Exercise description ▸ Reproduce all entries verbatim, with nothing added or dropped.

[Dataset entries]
:::

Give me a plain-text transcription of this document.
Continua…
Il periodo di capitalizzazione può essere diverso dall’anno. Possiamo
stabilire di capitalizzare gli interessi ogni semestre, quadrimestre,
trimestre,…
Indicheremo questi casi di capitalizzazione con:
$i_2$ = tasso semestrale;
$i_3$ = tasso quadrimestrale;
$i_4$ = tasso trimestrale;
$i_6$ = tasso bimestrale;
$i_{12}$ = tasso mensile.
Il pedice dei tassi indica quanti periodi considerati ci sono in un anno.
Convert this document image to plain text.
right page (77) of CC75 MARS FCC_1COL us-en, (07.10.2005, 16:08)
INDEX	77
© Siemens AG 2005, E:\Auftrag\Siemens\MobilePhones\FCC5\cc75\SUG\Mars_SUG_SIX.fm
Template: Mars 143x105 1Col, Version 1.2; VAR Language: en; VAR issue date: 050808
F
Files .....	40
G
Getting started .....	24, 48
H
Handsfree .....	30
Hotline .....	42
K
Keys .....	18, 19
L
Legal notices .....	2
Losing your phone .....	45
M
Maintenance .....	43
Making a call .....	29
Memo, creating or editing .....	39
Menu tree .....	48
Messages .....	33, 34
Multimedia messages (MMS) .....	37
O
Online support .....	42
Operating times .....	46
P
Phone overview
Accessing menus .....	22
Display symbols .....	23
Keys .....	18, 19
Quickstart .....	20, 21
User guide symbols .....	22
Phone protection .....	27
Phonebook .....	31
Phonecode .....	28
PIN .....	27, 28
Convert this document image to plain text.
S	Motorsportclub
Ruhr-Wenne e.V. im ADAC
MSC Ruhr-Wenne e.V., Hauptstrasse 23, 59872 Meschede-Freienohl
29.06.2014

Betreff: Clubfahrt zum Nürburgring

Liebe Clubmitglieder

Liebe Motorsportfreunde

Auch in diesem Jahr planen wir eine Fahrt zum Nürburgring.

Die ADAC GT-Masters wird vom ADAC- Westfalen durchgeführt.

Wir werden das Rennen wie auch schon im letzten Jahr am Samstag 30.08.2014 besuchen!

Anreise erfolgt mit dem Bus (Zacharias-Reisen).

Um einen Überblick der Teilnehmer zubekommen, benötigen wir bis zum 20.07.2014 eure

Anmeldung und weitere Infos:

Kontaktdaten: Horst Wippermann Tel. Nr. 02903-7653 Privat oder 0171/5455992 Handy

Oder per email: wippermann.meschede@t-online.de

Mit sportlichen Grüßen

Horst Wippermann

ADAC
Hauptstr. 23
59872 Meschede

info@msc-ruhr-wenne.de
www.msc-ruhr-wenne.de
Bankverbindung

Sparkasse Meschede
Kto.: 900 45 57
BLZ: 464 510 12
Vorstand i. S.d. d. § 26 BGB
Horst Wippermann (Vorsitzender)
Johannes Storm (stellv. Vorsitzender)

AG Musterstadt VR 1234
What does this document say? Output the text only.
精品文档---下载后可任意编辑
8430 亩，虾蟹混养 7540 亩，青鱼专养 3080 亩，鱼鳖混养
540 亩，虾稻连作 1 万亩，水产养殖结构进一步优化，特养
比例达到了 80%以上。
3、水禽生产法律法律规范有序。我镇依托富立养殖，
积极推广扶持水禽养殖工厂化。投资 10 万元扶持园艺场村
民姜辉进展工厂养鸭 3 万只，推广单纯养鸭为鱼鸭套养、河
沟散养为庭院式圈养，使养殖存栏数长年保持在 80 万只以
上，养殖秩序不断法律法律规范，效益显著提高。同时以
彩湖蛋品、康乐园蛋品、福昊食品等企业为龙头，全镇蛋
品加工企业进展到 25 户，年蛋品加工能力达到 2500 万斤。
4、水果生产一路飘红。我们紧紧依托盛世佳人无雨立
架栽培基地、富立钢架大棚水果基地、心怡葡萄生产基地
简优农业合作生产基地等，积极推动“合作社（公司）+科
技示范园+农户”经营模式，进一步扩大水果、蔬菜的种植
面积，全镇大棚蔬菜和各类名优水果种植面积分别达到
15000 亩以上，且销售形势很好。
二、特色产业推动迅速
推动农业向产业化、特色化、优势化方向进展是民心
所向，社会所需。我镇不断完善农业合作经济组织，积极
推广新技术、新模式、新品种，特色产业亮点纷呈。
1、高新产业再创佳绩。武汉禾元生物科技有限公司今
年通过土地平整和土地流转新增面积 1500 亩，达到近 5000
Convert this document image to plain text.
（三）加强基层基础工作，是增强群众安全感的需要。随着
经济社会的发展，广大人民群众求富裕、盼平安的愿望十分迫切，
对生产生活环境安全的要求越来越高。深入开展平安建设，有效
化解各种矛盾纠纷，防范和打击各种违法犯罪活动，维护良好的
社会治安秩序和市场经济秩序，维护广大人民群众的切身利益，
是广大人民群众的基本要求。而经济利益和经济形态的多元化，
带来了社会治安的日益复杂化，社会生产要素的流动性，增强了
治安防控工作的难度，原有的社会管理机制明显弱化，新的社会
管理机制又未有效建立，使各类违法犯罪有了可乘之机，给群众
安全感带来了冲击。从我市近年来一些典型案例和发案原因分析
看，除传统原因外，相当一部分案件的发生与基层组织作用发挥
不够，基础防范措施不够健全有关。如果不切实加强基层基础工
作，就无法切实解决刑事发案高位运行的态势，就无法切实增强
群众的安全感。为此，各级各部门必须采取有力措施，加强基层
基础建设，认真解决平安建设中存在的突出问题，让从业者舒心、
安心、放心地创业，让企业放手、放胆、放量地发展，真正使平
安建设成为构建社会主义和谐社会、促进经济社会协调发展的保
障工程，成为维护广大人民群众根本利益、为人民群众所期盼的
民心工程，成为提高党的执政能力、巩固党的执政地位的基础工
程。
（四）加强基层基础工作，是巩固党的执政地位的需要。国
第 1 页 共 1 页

:::

Task output ▸
Give me a plain-text transcription of this document.
Continua…
Il periodo di capitalizzazione può essere diverso dall’anno. Possiamo
stabilire di capitalizzare gli interessi ogni semestre, quadrimestre,
trimestre,…
Indicheremo questi casi di capitalizzazione con:
$i_2$ = tasso semestrale;
$i_3$ = tasso quadrimestrale;
$i_4$ = tasso trimestrale;
$i_6$ = tasso bimestrale;
$i_{12}$ = tasso mensile.
Il pedice dei tassi indica quanti periodi considerati ci sono in un anno.
Convert this document image to plain text.
right page (77) of CC75 MARS FCC_1COL us-en, (07.10.2005, 16:08)
INDEX	77
© Siemens AG 2005, E:\Auftrag\Siemens\MobilePhones\FCC5\cc75\SUG\Mars_SUG_SIX.fm
Template: Mars 143x105 1Col, Version 1.2; VAR Language: en; VAR issue date: 050808
F
Files .....	40
G
Getting started .....	24, 48
H
Handsfree .....	30
Hotline .....	42
K
Keys .....	18, 19
L
Legal notices .....	2
Losing your phone .....	45
M
Maintenance .....	43
Making a call .....	29
Memo, creating or editing .....	39
Menu tree .....	48
Messages .....	33, 34
Multimedia messages (MMS) .....	37
O
Online support .....	42
Operating times .....	46
P
Phone overview
Accessing menus .....	22
Display symbols .....	23
Keys .....	18, 19
Quickstart .....	20, 21
User guide symbols .....	22
Phone protection .....	27
Phonebook .....	31
Phonecode .....	28
PIN .....	27, 28
Convert this document image to plain text.
S	Motorsportclub
Ruhr-Wenne e.V. im ADAC
MSC Ruhr-Wenne e.V., Hauptstrasse 23, 59872 Meschede-Freienohl
29.06.2014

Betreff: Clubfahrt zum Nürburgring

Liebe Clubmitglieder

Liebe Motorsportfreunde

Auch in diesem Jahr planen wir eine Fahrt zum Nürburgring.

Die ADAC GT-Masters wird vom ADAC- Westfalen durchgeführt.

Wir werden das Rennen wie auch schon im letzten Jahr am Samstag 30.08.2014 besuchen!

Anreise erfolgt mit dem Bus (Zacharias-Reisen).

Um einen Überblick der Teilnehmer zubekommen, benötigen wir bis zum 20.07.2014 eure

Anmeldung und weitere Infos:

Kontaktdaten: Horst Wippermann Tel. Nr. 02903-7653 Privat oder 0171/5455992 Handy

Oder per email: wippermann.meschede@t-online.de

Mit sportlichen Grüßen

Horst Wippermann

ADAC
Hauptstr. 23
59872 Meschede

info@msc-ruhr-wenne.de
www.msc-ruhr-wenne.de
Bankverbindung

Sparkasse Meschede
Kto.: 900 45 57
BLZ: 464 510 12
Vorstand i. S.d. d. § 26 BGB
Horst Wippermann (Vorsitzender)
Johannes Storm (stellv. Vorsitzender)

AG Musterstadt VR 1234
What does this document say? Output the text only.
精品文档---下载后可任意编辑
8430 亩，虾蟹混养 7540 亩，青鱼专养 3080 亩，鱼鳖混养
540 亩，虾稻连作 1 万亩，水产养殖结构进一步优化，特养
比例达到了 80%以上。
3、水禽生产法律法律规范有序。我镇依托富立养殖，
积极推广扶持水禽养殖工厂化。投资 10 万元扶持园艺场村
民姜辉进展工厂养鸭 3 万只，推广单纯养鸭为鱼鸭套养、河
沟散养为庭院式圈养，使养殖存栏数长年保持在 80 万只以
上，养殖秩序不断法律法律规范，效益显著提高。同时以
彩湖蛋品、康乐园蛋品、福昊食品等企业为龙头，全镇蛋
品加工企业进展到 25 户，年蛋品加工能力达到 2500 万斤。
4、水果生产一路飘红。我们紧紧依托盛世佳人无雨立
架栽培基地、富立钢架大棚水果基地、心怡葡萄生产基地
简优农业合作生产基地等，积极推动“合作社（公司）+科
技示范园+农户”经营模式，进一步扩大水果、蔬菜的种植
面积，全镇大棚蔬菜和各类名优水果种植面积分别达到
15000 亩以上，且销售形势很好。
二、特色产业推动迅速
推动农业向产业化、特色化、优势化方向进展是民心
所向，社会所需。我镇不断完善农业合作经济组织，积极
推广新技术、新模式、新品种，特色产业亮点纷呈。
1、高新产业再创佳绩。武汉禾元生物科技有限公司今
年通过土地平整和土地流转新增面积 1500 亩，达到近 5000
Convert this document image to plain text.
（三）加强基层基础工作，是增强群众安全感的需要。随着
经济社会的发展，广大人民群众求富裕、盼平安的愿望十分迫切，
对生产生活环境安全的要求越来越高。深入开展平安建设，有效
化解各种矛盾纠纷，防范和打击各种违法犯罪活动，维护良好的
社会治安秩序和市场经济秩序，维护广大人民群众的切身利益，
是广大人民群众的基本要求。而经济利益和经济形态的多元化，
带来了社会治安的日益复杂化，社会生产要素的流动性，增强了
治安防控工作的难度，原有的社会管理机制明显弱化，新的社会
管理机制又未有效建立，使各类违法犯罪有了可乘之机，给群众
安全感带来了冲击。从我市近年来一些典型案例和发案原因分析
看，除传统原因外，相当一部分案件的发生与基层组织作用发挥
不够，基础防范措施不够健全有关。如果不切实加强基层基础工
作，就无法切实解决刑事发案高位运行的态势，就无法切实增强
群众的安全感。为此，各级各部门必须采取有力措施，加强基层
基础建设，认真解决平安建设中存在的突出问题，让从业者舒心、
安心、放心地创业，让企业放手、放胆、放量地发展，真正使平
安建设成为构建社会主义和谐社会、促进经济社会协调发展的保
障工程，成为维护广大人民群众根本利益、为人民群众所期盼的
民心工程，成为提高党的执政能力、巩固党的执政地位的基础工
程。
（四）加强基层基础工作，是巩固党的执政地位的需要。国
第 1 页 共 1 页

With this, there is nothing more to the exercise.